**Exercise material:**
____
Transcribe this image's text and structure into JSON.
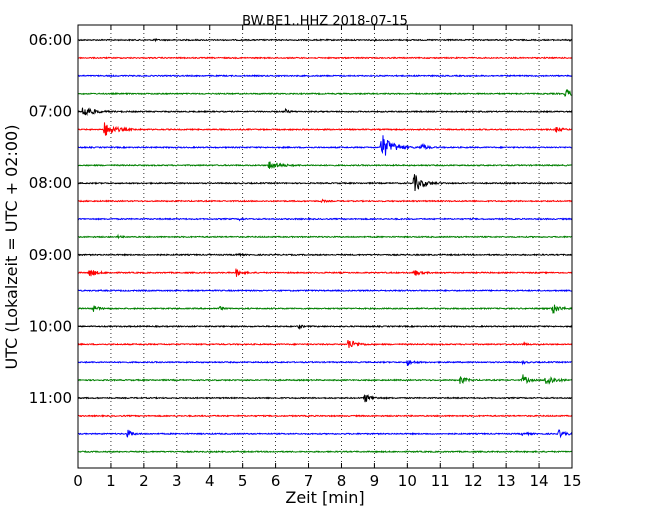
{
  "chart_data": {
    "type": "line",
    "title": "BW.BE1..HHZ 2018-07-15",
    "xlabel": "Zeit  [min]",
    "ylabel": "UTC (Lokalzeit = UTC + 02:00)",
    "xlim": [
      0,
      15
    ],
    "x_ticks": [
      0,
      1,
      2,
      3,
      4,
      5,
      6,
      7,
      8,
      9,
      10,
      11,
      12,
      13,
      14,
      15
    ],
    "y_tick_labels": [
      "06:00",
      "07:00",
      "08:00",
      "09:00",
      "10:00",
      "11:00"
    ],
    "grid": "vertical dotted at each minute",
    "trace_interval_min": 15,
    "colors": [
      "#000000",
      "#ff0000",
      "#0000ff",
      "#008000"
    ],
    "traces": [
      {
        "start": "06:00",
        "color": "#000000",
        "events": [
          {
            "t": 2.3,
            "amp": 0.15,
            "dur": 0.15
          },
          {
            "t": 14.95,
            "amp": 0.5,
            "dur": 0.1
          }
        ]
      },
      {
        "start": "06:15",
        "color": "#ff0000",
        "events": []
      },
      {
        "start": "06:30",
        "color": "#0000ff",
        "events": []
      },
      {
        "start": "06:45",
        "color": "#008000",
        "events": [
          {
            "t": 14.8,
            "amp": 0.6,
            "dur": 0.35
          }
        ]
      },
      {
        "start": "07:00",
        "color": "#000000",
        "events": [
          {
            "t": 0.15,
            "amp": 0.9,
            "dur": 0.5
          },
          {
            "t": 6.3,
            "amp": 0.25,
            "dur": 0.2
          }
        ]
      },
      {
        "start": "07:15",
        "color": "#ff0000",
        "events": [
          {
            "t": 0.8,
            "amp": 0.9,
            "dur": 0.6
          },
          {
            "t": 14.5,
            "amp": 0.4,
            "dur": 0.3
          }
        ]
      },
      {
        "start": "07:30",
        "color": "#0000ff",
        "events": [
          {
            "t": 9.2,
            "amp": 1.8,
            "dur": 0.6
          },
          {
            "t": 10.4,
            "amp": 0.5,
            "dur": 0.3
          }
        ]
      },
      {
        "start": "07:45",
        "color": "#008000",
        "events": [
          {
            "t": 5.8,
            "amp": 0.6,
            "dur": 0.6
          }
        ]
      },
      {
        "start": "08:00",
        "color": "#000000",
        "events": [
          {
            "t": 10.2,
            "amp": 1.2,
            "dur": 0.5
          }
        ]
      },
      {
        "start": "08:15",
        "color": "#ff0000",
        "events": [
          {
            "t": 7.4,
            "amp": 0.15,
            "dur": 0.2
          }
        ]
      },
      {
        "start": "08:30",
        "color": "#0000ff",
        "events": [
          {
            "t": 4.9,
            "amp": 0.15,
            "dur": 0.2
          }
        ]
      },
      {
        "start": "08:45",
        "color": "#008000",
        "events": [
          {
            "t": 1.2,
            "amp": 0.15,
            "dur": 0.2
          }
        ]
      },
      {
        "start": "09:00",
        "color": "#000000",
        "events": [
          {
            "t": 2.4,
            "amp": 0.25,
            "dur": 0.1
          },
          {
            "t": 4.8,
            "amp": 0.25,
            "dur": 0.15
          }
        ]
      },
      {
        "start": "09:15",
        "color": "#ff0000",
        "events": [
          {
            "t": 0.35,
            "amp": 0.6,
            "dur": 0.35
          },
          {
            "t": 4.8,
            "amp": 0.5,
            "dur": 0.3
          },
          {
            "t": 10.2,
            "amp": 0.45,
            "dur": 0.35
          }
        ]
      },
      {
        "start": "09:30",
        "color": "#0000ff",
        "events": []
      },
      {
        "start": "09:45",
        "color": "#008000",
        "events": [
          {
            "t": 0.4,
            "amp": 0.6,
            "dur": 0.3
          },
          {
            "t": 4.3,
            "amp": 0.25,
            "dur": 0.2
          },
          {
            "t": 14.4,
            "amp": 0.7,
            "dur": 0.4
          }
        ]
      },
      {
        "start": "10:00",
        "color": "#000000",
        "events": [
          {
            "t": 6.7,
            "amp": 0.25,
            "dur": 0.2
          }
        ]
      },
      {
        "start": "10:15",
        "color": "#ff0000",
        "events": [
          {
            "t": 8.2,
            "amp": 0.7,
            "dur": 0.45
          },
          {
            "t": 13.5,
            "amp": 0.2,
            "dur": 0.2
          }
        ]
      },
      {
        "start": "10:30",
        "color": "#0000ff",
        "events": [
          {
            "t": 10.0,
            "amp": 0.45,
            "dur": 0.3
          },
          {
            "t": 13.5,
            "amp": 0.2,
            "dur": 0.2
          }
        ]
      },
      {
        "start": "10:45",
        "color": "#008000",
        "events": [
          {
            "t": 11.6,
            "amp": 0.6,
            "dur": 0.3
          },
          {
            "t": 13.5,
            "amp": 0.7,
            "dur": 0.3
          },
          {
            "t": 14.2,
            "amp": 0.8,
            "dur": 0.45
          }
        ]
      },
      {
        "start": "11:00",
        "color": "#000000",
        "events": [
          {
            "t": 8.7,
            "amp": 0.6,
            "dur": 0.35
          }
        ]
      },
      {
        "start": "11:15",
        "color": "#ff0000",
        "events": []
      },
      {
        "start": "11:30",
        "color": "#0000ff",
        "events": [
          {
            "t": 1.5,
            "amp": 0.5,
            "dur": 0.25
          },
          {
            "t": 13.5,
            "amp": 0.25,
            "dur": 0.25
          },
          {
            "t": 14.6,
            "amp": 0.5,
            "dur": 0.35
          }
        ]
      },
      {
        "start": "11:45",
        "color": "#008000",
        "events": []
      }
    ]
  }
}
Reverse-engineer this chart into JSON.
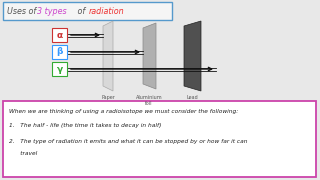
{
  "title_color1": "#555555",
  "title_highlight1_color": "#cc44cc",
  "title_highlight3_color": "#ee3333",
  "bg_color": "#e8e8e8",
  "alpha_color": "#cc3333",
  "beta_color": "#3399ff",
  "gamma_color": "#33aa33",
  "barrier_colors": [
    "#d8d8d8",
    "#b0b0b0",
    "#505050"
  ],
  "barrier_edge_colors": [
    "#aaaaaa",
    "#888888",
    "#222222"
  ],
  "text_box_border": "#cc44aa",
  "text_line1": "When we are thinking of using a radioisotope we must consider the following:",
  "text_line2": "1.   The half - life (the time it takes to decay in half)",
  "text_line3a": "2.   The type of radiation it emits and what it can be stopped by or how far it can",
  "text_line3b": "      travel"
}
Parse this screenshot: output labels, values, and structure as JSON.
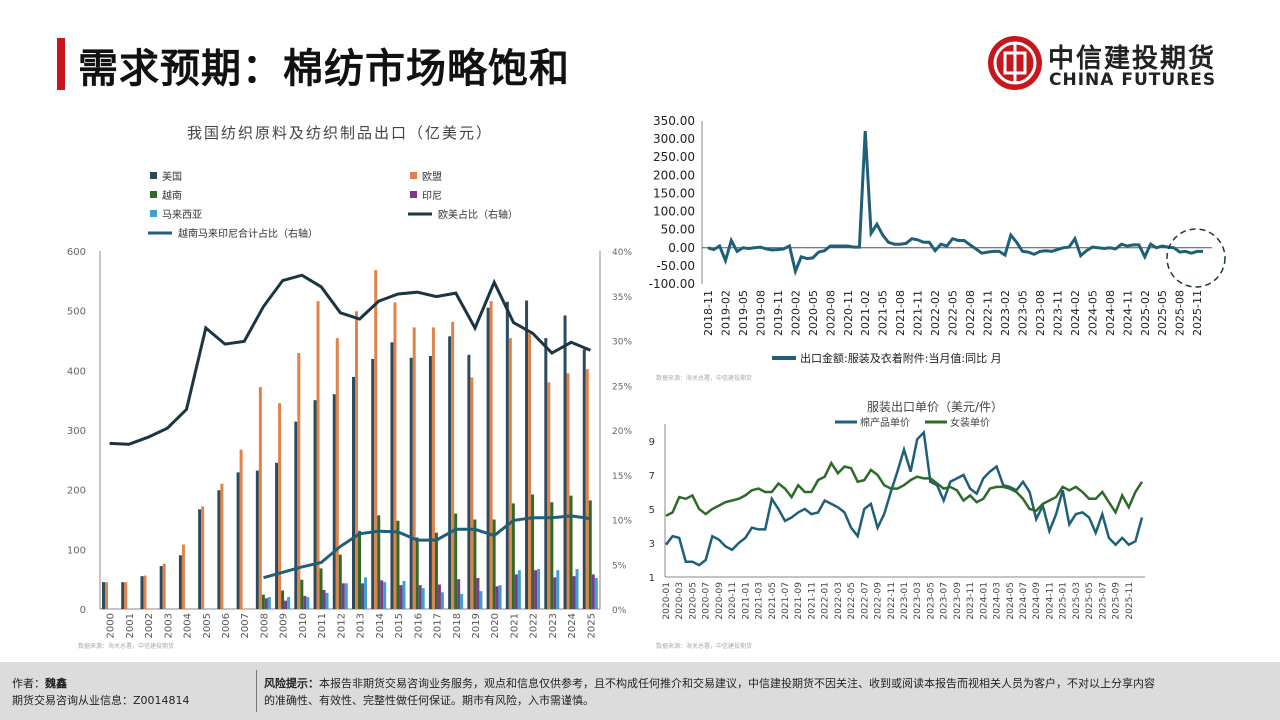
{
  "header": {
    "title": "需求预期：棉纺市场略饱和",
    "logo_cn": "中信建投期货",
    "logo_en": "CHINA FUTURES",
    "accent": "#c8161d"
  },
  "source_note": "数据来源：海关总署，中信建投期货",
  "footer": {
    "author_label": "作者：",
    "author": "魏鑫",
    "license": "期货交易咨询从业信息：Z0014814",
    "risk_label": "风险提示：",
    "risk_text_1": "本报告非期货交易咨询业务服务，观点和信息仅供参考，且不构成任何推介和交易建议，中信建投期货不因关注、收到或阅读本报告而视相关人员为客户，不对以上分享内容",
    "risk_text_2": "的准确性、有效性、完整性做任何保证。期市有风险，入市需谨慎。"
  },
  "chart_data": [
    {
      "type": "bar",
      "title": "我国纺织原料及纺织制品出口（亿美元）",
      "categories": [
        "2000",
        "2001",
        "2002",
        "2003",
        "2004",
        "2005",
        "2006",
        "2007",
        "2008",
        "2009",
        "2010",
        "2011",
        "2012",
        "2013",
        "2014",
        "2015",
        "2016",
        "2017",
        "2018",
        "2019",
        "2020",
        "2021",
        "2022",
        "2023",
        "2024",
        "2025"
      ],
      "ylim": [
        0,
        600
      ],
      "yticks": [
        "0",
        "100",
        "200",
        "300",
        "400",
        "500",
        "600"
      ],
      "y2lim": [
        0,
        40
      ],
      "y2ticks": [
        "0%",
        "5%",
        "10%",
        "15%",
        "20%",
        "25%",
        "30%",
        "35%",
        "40%"
      ],
      "series": [
        {
          "name": "美国",
          "color": "#2c4a5c",
          "values": [
            45,
            45,
            55,
            72,
            90,
            167,
            199,
            229,
            232,
            245,
            314,
            350,
            360,
            389,
            419,
            447,
            421,
            424,
            457,
            426,
            505,
            515,
            517,
            454,
            492,
            435
          ]
        },
        {
          "name": "欧盟",
          "color": "#e0834a",
          "values": [
            45,
            45,
            56,
            76,
            108,
            172,
            210,
            267,
            372,
            345,
            429,
            516,
            454,
            499,
            568,
            514,
            472,
            472,
            481,
            388,
            516,
            454,
            462,
            380,
            395,
            402
          ]
        },
        {
          "name": "越南",
          "color": "#2e6a2a",
          "values": [
            0,
            0,
            0,
            0,
            0,
            0,
            0,
            0,
            24,
            31,
            49,
            68,
            91,
            131,
            157,
            148,
            120,
            128,
            160,
            150,
            150,
            177,
            192,
            179,
            190,
            182
          ]
        },
        {
          "name": "印尼",
          "color": "#7b3a8c",
          "values": [
            0,
            0,
            0,
            0,
            0,
            0,
            0,
            0,
            18,
            14,
            22,
            32,
            43,
            43,
            48,
            40,
            40,
            41,
            50,
            52,
            38,
            58,
            65,
            53,
            55,
            58
          ]
        },
        {
          "name": "马来西亚",
          "color": "#3fa0cc",
          "values": [
            0,
            0,
            0,
            0,
            0,
            0,
            0,
            0,
            20,
            20,
            20,
            27,
            43,
            53,
            45,
            47,
            35,
            28,
            25,
            30,
            40,
            65,
            67,
            65,
            67,
            52
          ]
        }
      ],
      "lines": [
        {
          "name": "欧美占比（右轴）",
          "color": "#1b3642",
          "values": [
            18.5,
            18.4,
            19.2,
            20.2,
            22.3,
            31.4,
            29.6,
            29.9,
            33.8,
            36.7,
            37.3,
            36.0,
            33.1,
            32.4,
            34.4,
            35.2,
            35.4,
            34.9,
            35.3,
            31.4,
            36.5,
            32.0,
            30.8,
            28.6,
            29.8,
            28.9
          ]
        },
        {
          "name": "越南马来印尼合计占比（右轴）",
          "color": "#1f5f78",
          "values": [
            null,
            null,
            null,
            null,
            null,
            null,
            null,
            null,
            3.5,
            4.1,
            4.7,
            5.2,
            7.0,
            8.4,
            8.7,
            8.6,
            7.7,
            7.7,
            8.9,
            8.9,
            8.2,
            9.9,
            10.2,
            10.2,
            10.4,
            10.1
          ]
        }
      ],
      "legend": "top"
    },
    {
      "type": "line",
      "ylim": [
        -100,
        350
      ],
      "yticks": [
        "-100.00",
        "-50.00",
        "0.00",
        "50.00",
        "100.00",
        "150.00",
        "200.00",
        "250.00",
        "300.00",
        "350.00"
      ],
      "start": "2018-11",
      "xticks": [
        "2018-11",
        "2019-02",
        "2019-05",
        "2019-08",
        "2019-11",
        "2020-02",
        "2020-05",
        "2020-08",
        "2020-11",
        "2021-02",
        "2021-05",
        "2021-08",
        "2021-11",
        "2022-02",
        "2022-05",
        "2022-08",
        "2022-11",
        "2023-02",
        "2023-05",
        "2023-08",
        "2023-11",
        "2024-02",
        "2024-05",
        "2024-08",
        "2024-11",
        "2025-02",
        "2025-05",
        "2025-08",
        "2025-11"
      ],
      "series": [
        {
          "name": "出口金额:服装及衣着附件:当月值:同比  月",
          "color": "#1f5f78",
          "values": [
            0,
            -5,
            5,
            -35,
            20,
            -10,
            0,
            -2,
            0,
            2,
            -3,
            -6,
            -5,
            -3,
            5,
            -65,
            -25,
            -30,
            -28,
            -12,
            -8,
            5,
            5,
            5,
            5,
            2,
            2,
            322,
            40,
            65,
            35,
            15,
            10,
            10,
            12,
            25,
            22,
            15,
            15,
            -8,
            10,
            5,
            25,
            20,
            20,
            8,
            -3,
            -15,
            -12,
            -10,
            -10,
            -20,
            35,
            15,
            -10,
            -12,
            -18,
            -10,
            -8,
            -10,
            -5,
            0,
            2,
            25,
            -22,
            -8,
            2,
            0,
            -2,
            0,
            -3,
            10,
            5,
            8,
            8,
            -25,
            10,
            0,
            5,
            2,
            0,
            -12,
            -10,
            -15,
            -10,
            -10
          ]
        }
      ],
      "legend": "bottom"
    },
    {
      "type": "line",
      "title": "服装出口单价（美元/件）",
      "ylim": [
        1,
        10
      ],
      "yticks": [
        "1",
        "3",
        "5",
        "7",
        "9"
      ],
      "xticks": [
        "2020-01",
        "2020-03",
        "2020-05",
        "2020-07",
        "2020-09",
        "2020-11",
        "2021-01",
        "2021-03",
        "2021-05",
        "2021-07",
        "2021-09",
        "2021-11",
        "2022-01",
        "2022-03",
        "2022-05",
        "2022-07",
        "2022-09",
        "2022-11",
        "2023-01",
        "2023-03",
        "2023-05",
        "2023-07",
        "2023-09",
        "2023-11",
        "2024-01",
        "2024-03",
        "2024-05",
        "2024-07",
        "2024-09",
        "2024-11",
        "2025-01",
        "2025-03",
        "2025-05",
        "2025-07",
        "2025-09",
        "2025-11"
      ],
      "series": [
        {
          "name": "棉产品单价",
          "color": "#1f5f78",
          "values": [
            2.9,
            3.4,
            3.3,
            1.9,
            1.9,
            1.7,
            2.0,
            3.4,
            3.2,
            2.8,
            2.6,
            3.0,
            3.3,
            3.9,
            3.8,
            3.8,
            5.6,
            5.0,
            4.3,
            4.5,
            4.8,
            5.0,
            4.7,
            4.8,
            5.5,
            5.3,
            5.1,
            4.8,
            3.9,
            3.4,
            5.0,
            5.3,
            3.9,
            4.7,
            6.0,
            7.2,
            8.5,
            7.2,
            9.1,
            9.5,
            6.6,
            6.4,
            5.5,
            6.6,
            6.8,
            7.0,
            6.2,
            5.9,
            6.8,
            7.2,
            7.5,
            6.4,
            6.3,
            6.1,
            6.6,
            6.0,
            4.4,
            5.2,
            3.7,
            4.7,
            6.1,
            4.1,
            4.7,
            4.8,
            4.5,
            3.6,
            4.7,
            3.3,
            2.9,
            3.3,
            2.9,
            3.1,
            4.5
          ]
        },
        {
          "name": "女装单价",
          "color": "#2e6a2a",
          "values": [
            4.6,
            4.8,
            5.7,
            5.6,
            5.8,
            5.0,
            4.7,
            5.0,
            5.2,
            5.4,
            5.5,
            5.6,
            5.8,
            6.1,
            6.2,
            6.0,
            6.0,
            6.5,
            6.2,
            5.7,
            6.4,
            6.0,
            6.0,
            6.7,
            6.9,
            7.7,
            7.1,
            7.5,
            7.4,
            6.6,
            6.7,
            7.3,
            7.0,
            6.4,
            6.2,
            6.2,
            6.4,
            6.7,
            6.9,
            6.8,
            6.8,
            6.5,
            6.2,
            6.3,
            6.1,
            5.5,
            5.8,
            5.4,
            5.6,
            6.2,
            6.3,
            6.3,
            6.2,
            6.0,
            5.6,
            5.0,
            4.9,
            5.3,
            5.5,
            5.7,
            6.3,
            6.1,
            6.3,
            6.0,
            5.6,
            5.6,
            6.0,
            5.4,
            4.8,
            5.8,
            5.1,
            6.0,
            6.6
          ]
        }
      ],
      "legend": "top"
    }
  ]
}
____
**Task to carry out:** From the entries above, pull out each line that includes "into".

**Complete answer:**
Transcribe this image's text and structure into JSON.
Reverse-engineer this chart into JSON.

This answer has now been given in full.